===== DATA EXTRACT =====

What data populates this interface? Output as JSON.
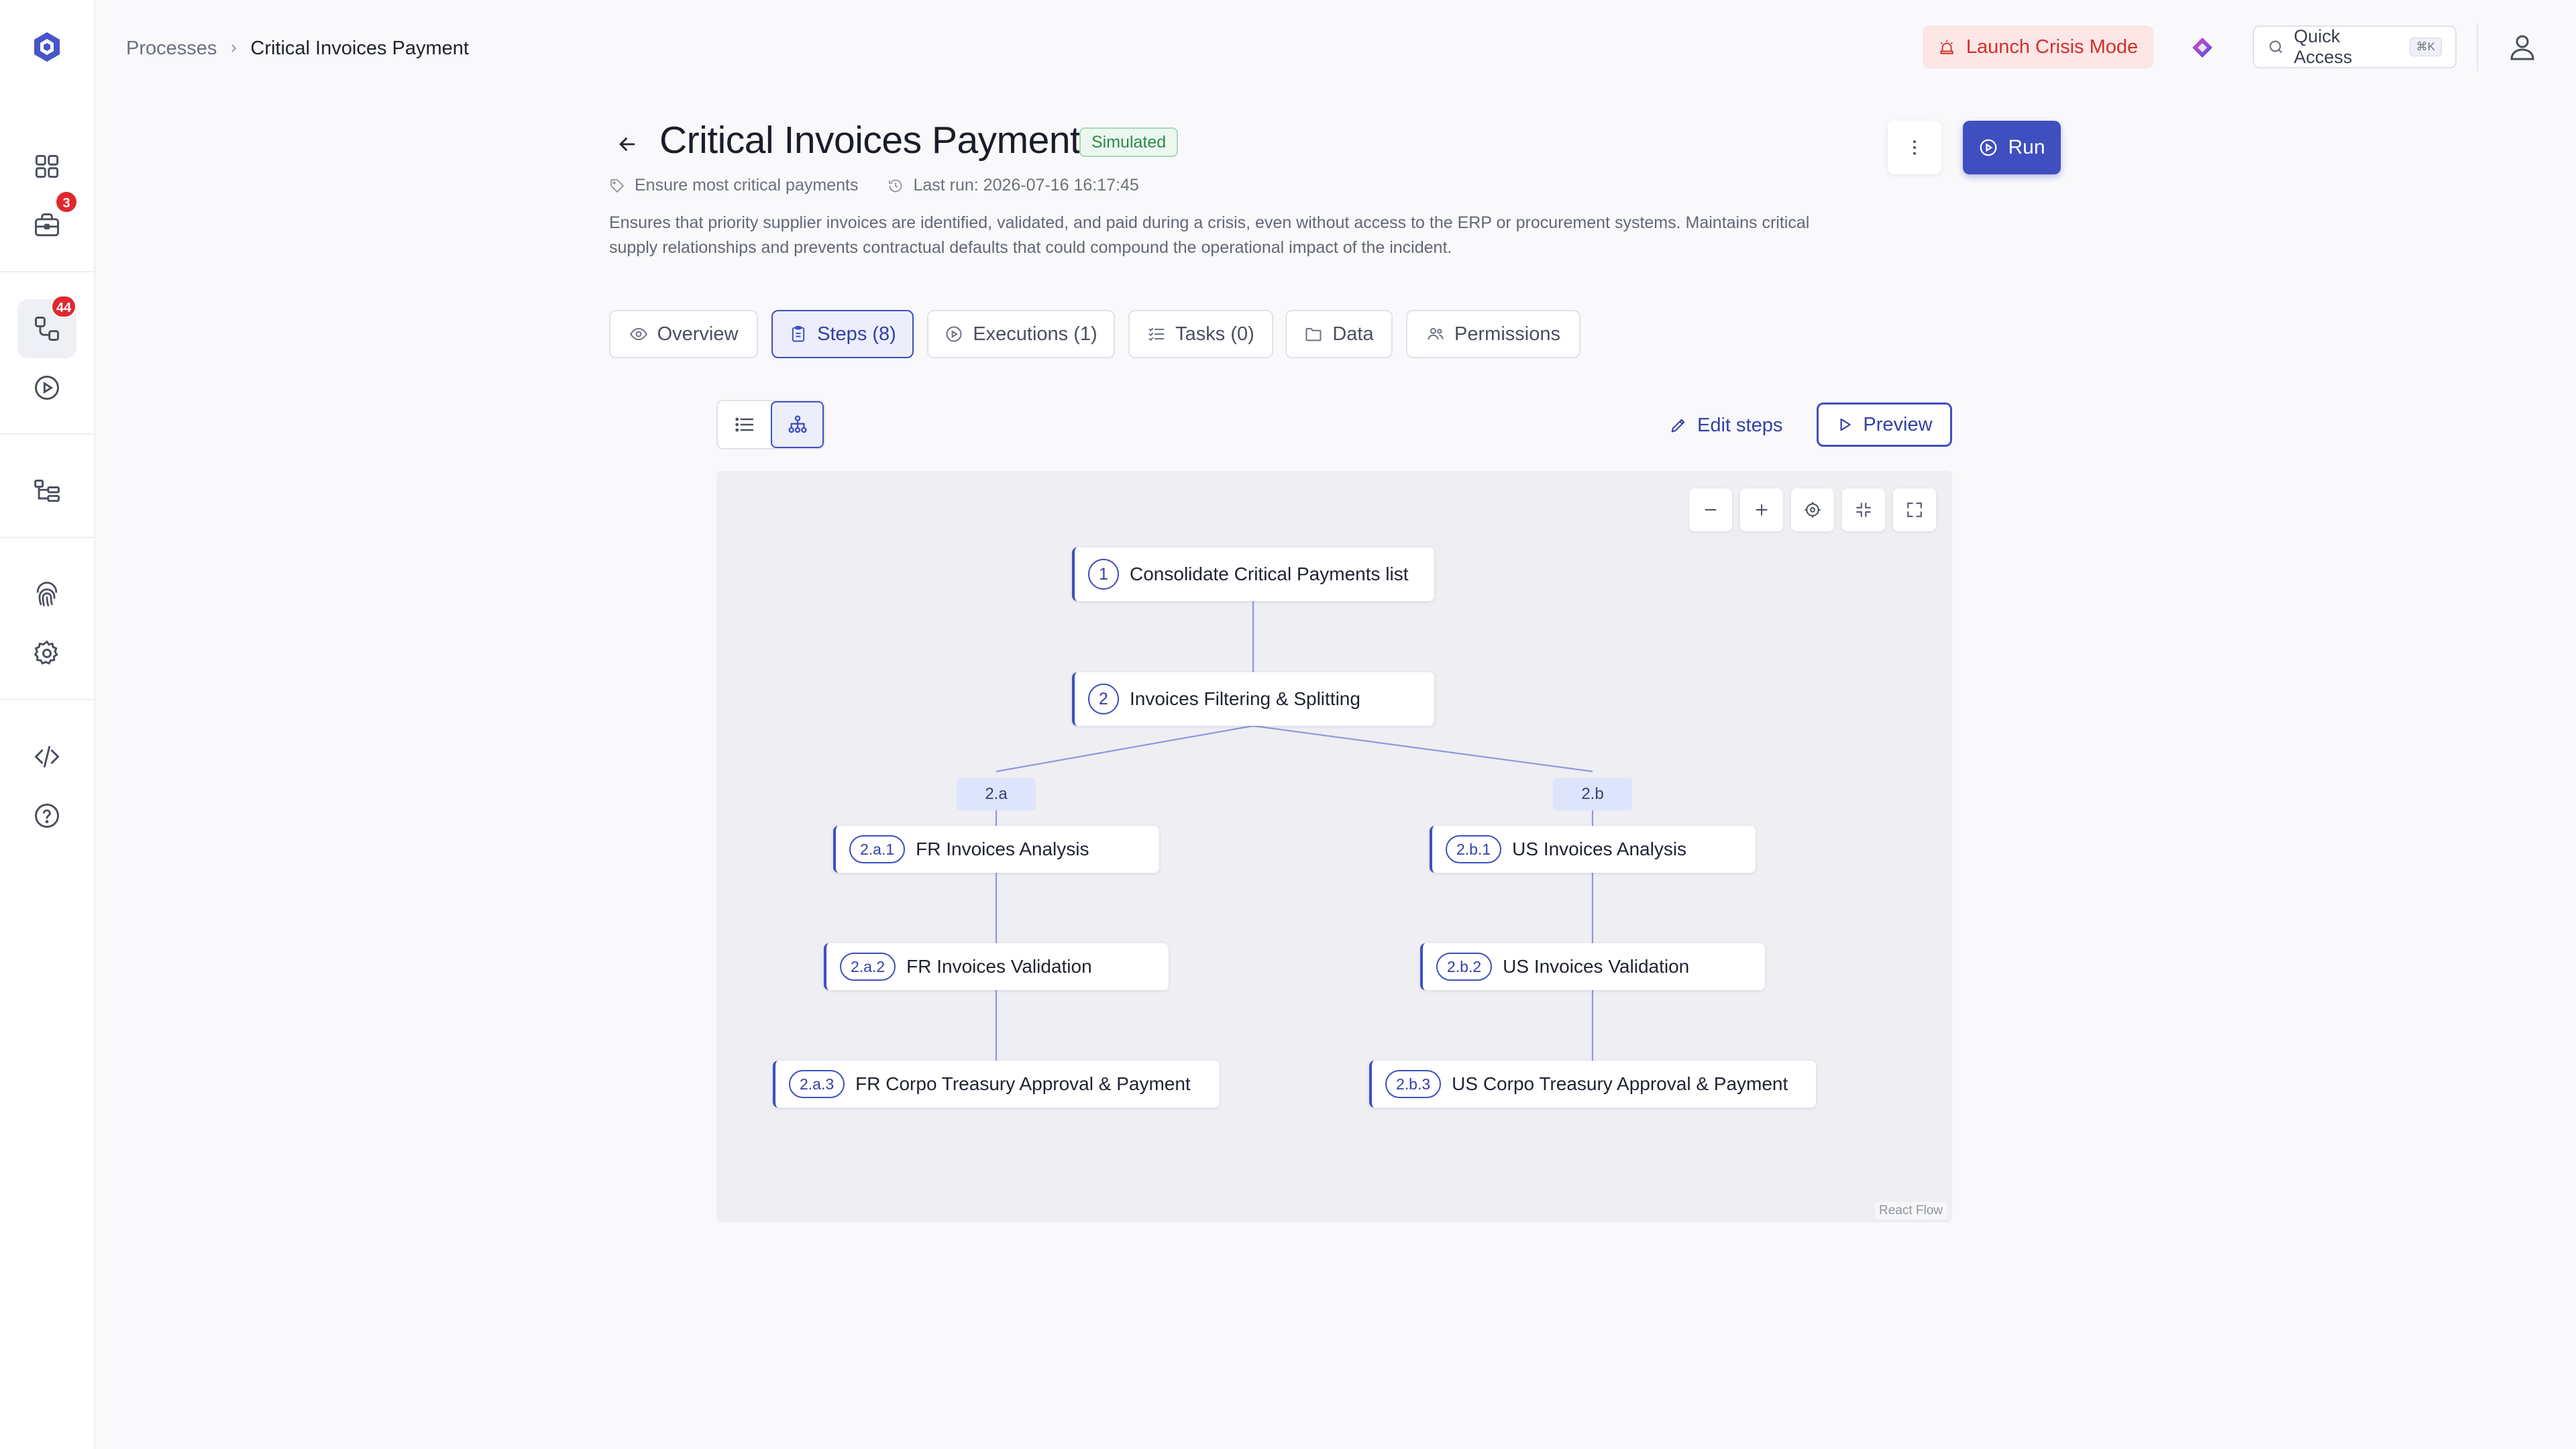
{
  "sidebar": {
    "badges": {
      "workspace": "3",
      "processes": "44"
    }
  },
  "breadcrumb": {
    "parent": "Processes",
    "current": "Critical Invoices Payment"
  },
  "topbar": {
    "crisis_button": "Launch Crisis Mode",
    "quick_access": "Quick Access",
    "quick_access_shortcut": "⌘K"
  },
  "header": {
    "title": "Critical Invoices Payment",
    "status": "Simulated",
    "tag": "Ensure most critical payments",
    "last_run": "Last run: 2026-07-16 16:17:45",
    "description": "Ensures that priority supplier invoices are identified, validated, and paid during a crisis, even without access to the ERP or procurement systems. Maintains critical supply relationships and prevents contractual defaults that could compound the operational impact of the incident.",
    "run_label": "Run"
  },
  "tabs": [
    {
      "label": "Overview"
    },
    {
      "label": "Steps (8)"
    },
    {
      "label": "Executions (1)"
    },
    {
      "label": "Tasks (0)"
    },
    {
      "label": "Data"
    },
    {
      "label": "Permissions"
    }
  ],
  "actions": {
    "edit_steps": "Edit steps",
    "preview": "Preview"
  },
  "flow": {
    "nodes": [
      {
        "num": "1",
        "label": "Consolidate Critical Payments list"
      },
      {
        "num": "2",
        "label": "Invoices Filtering & Splitting"
      },
      {
        "num": "2.a.1",
        "label": "FR Invoices Analysis"
      },
      {
        "num": "2.a.2",
        "label": "FR Invoices Validation"
      },
      {
        "num": "2.a.3",
        "label": "FR Corpo Treasury Approval & Payment"
      },
      {
        "num": "2.b.1",
        "label": "US Invoices Analysis"
      },
      {
        "num": "2.b.2",
        "label": "US Invoices Validation"
      },
      {
        "num": "2.b.3",
        "label": "US Corpo Treasury Approval & Payment"
      }
    ],
    "branches": [
      "2.a",
      "2.b"
    ],
    "attribution": "React Flow"
  },
  "colors": {
    "accent": "#3f4fc0",
    "crisis": "#d0312d",
    "badge": "#e0282e"
  }
}
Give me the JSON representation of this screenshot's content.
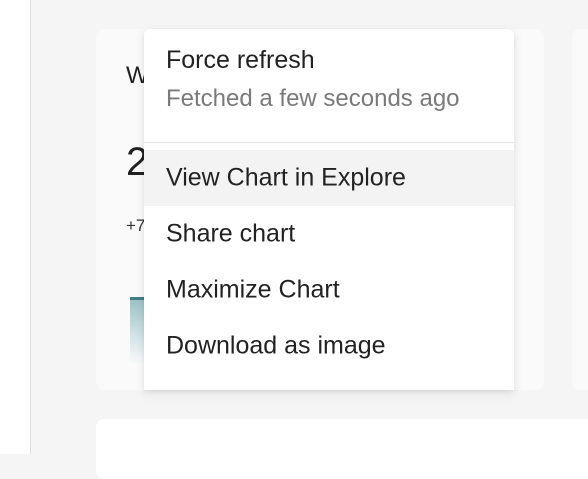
{
  "background_card": {
    "title_fragment": "W",
    "big_number_fragment": "2",
    "delta_fragment": "+7"
  },
  "menu": {
    "force_refresh": {
      "label": "Force refresh",
      "subtitle": "Fetched a few seconds ago"
    },
    "items": [
      {
        "label": "View Chart in Explore",
        "highlighted": true
      },
      {
        "label": "Share chart",
        "highlighted": false
      },
      {
        "label": "Maximize Chart",
        "highlighted": false
      },
      {
        "label": "Download as image",
        "highlighted": false
      }
    ]
  },
  "colors": {
    "menu_bg": "#ffffff",
    "highlight_bg": "#f3f3f3",
    "text_primary": "#222222",
    "text_secondary": "#7a7a7a",
    "sparkline": "#3f7f86"
  }
}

=====

### TASK TO COMPLETE
Every record above should be transcribed exactly; the pictures stay out of the copy.

### COMPLETE RESPONSE
What data populates this interface? Output as JSON.
{
  "sidebar": {
    "badges": {
      "workspace": "3",
      "processes": "44"
    }
  },
  "breadcrumb": {
    "parent": "Processes",
    "current": "Critical Invoices Payment"
  },
  "topbar": {
    "crisis_button": "Launch Crisis Mode",
    "quick_access": "Quick Access",
    "quick_access_shortcut": "⌘K"
  },
  "header": {
    "title": "Critical Invoices Payment",
    "status": "Simulated",
    "tag": "Ensure most critical payments",
    "last_run": "Last run: 2026-07-16 16:17:45",
    "description": "Ensures that priority supplier invoices are identified, validated, and paid during a crisis, even without access to the ERP or procurement systems. Maintains critical supply relationships and prevents contractual defaults that could compound the operational impact of the incident.",
    "run_label": "Run"
  },
  "tabs": [
    {
      "label": "Overview"
    },
    {
      "label": "Steps (8)"
    },
    {
      "label": "Executions (1)"
    },
    {
      "label": "Tasks (0)"
    },
    {
      "label": "Data"
    },
    {
      "label": "Permissions"
    }
  ],
  "actions": {
    "edit_steps": "Edit steps",
    "preview": "Preview"
  },
  "flow": {
    "nodes": [
      {
        "num": "1",
        "label": "Consolidate Critical Payments list"
      },
      {
        "num": "2",
        "label": "Invoices Filtering & Splitting"
      },
      {
        "num": "2.a.1",
        "label": "FR Invoices Analysis"
      },
      {
        "num": "2.a.2",
        "label": "FR Invoices Validation"
      },
      {
        "num": "2.a.3",
        "label": "FR Corpo Treasury Approval & Payment"
      },
      {
        "num": "2.b.1",
        "label": "US Invoices Analysis"
      },
      {
        "num": "2.b.2",
        "label": "US Invoices Validation"
      },
      {
        "num": "2.b.3",
        "label": "US Corpo Treasury Approval & Payment"
      }
    ],
    "branches": [
      "2.a",
      "2.b"
    ],
    "attribution": "React Flow"
  },
  "colors": {
    "accent": "#3f4fc0",
    "crisis": "#d0312d",
    "badge": "#e0282e"
  }
}
Give me the JSON representation of this screenshot's content.
{
  "background_card": {
    "title_fragment": "W",
    "big_number_fragment": "2",
    "delta_fragment": "+7"
  },
  "menu": {
    "force_refresh": {
      "label": "Force refresh",
      "subtitle": "Fetched a few seconds ago"
    },
    "items": [
      {
        "label": "View Chart in Explore",
        "highlighted": true
      },
      {
        "label": "Share chart",
        "highlighted": false
      },
      {
        "label": "Maximize Chart",
        "highlighted": false
      },
      {
        "label": "Download as image",
        "highlighted": false
      }
    ]
  },
  "colors": {
    "menu_bg": "#ffffff",
    "highlight_bg": "#f3f3f3",
    "text_primary": "#222222",
    "text_secondary": "#7a7a7a",
    "sparkline": "#3f7f86"
  }
}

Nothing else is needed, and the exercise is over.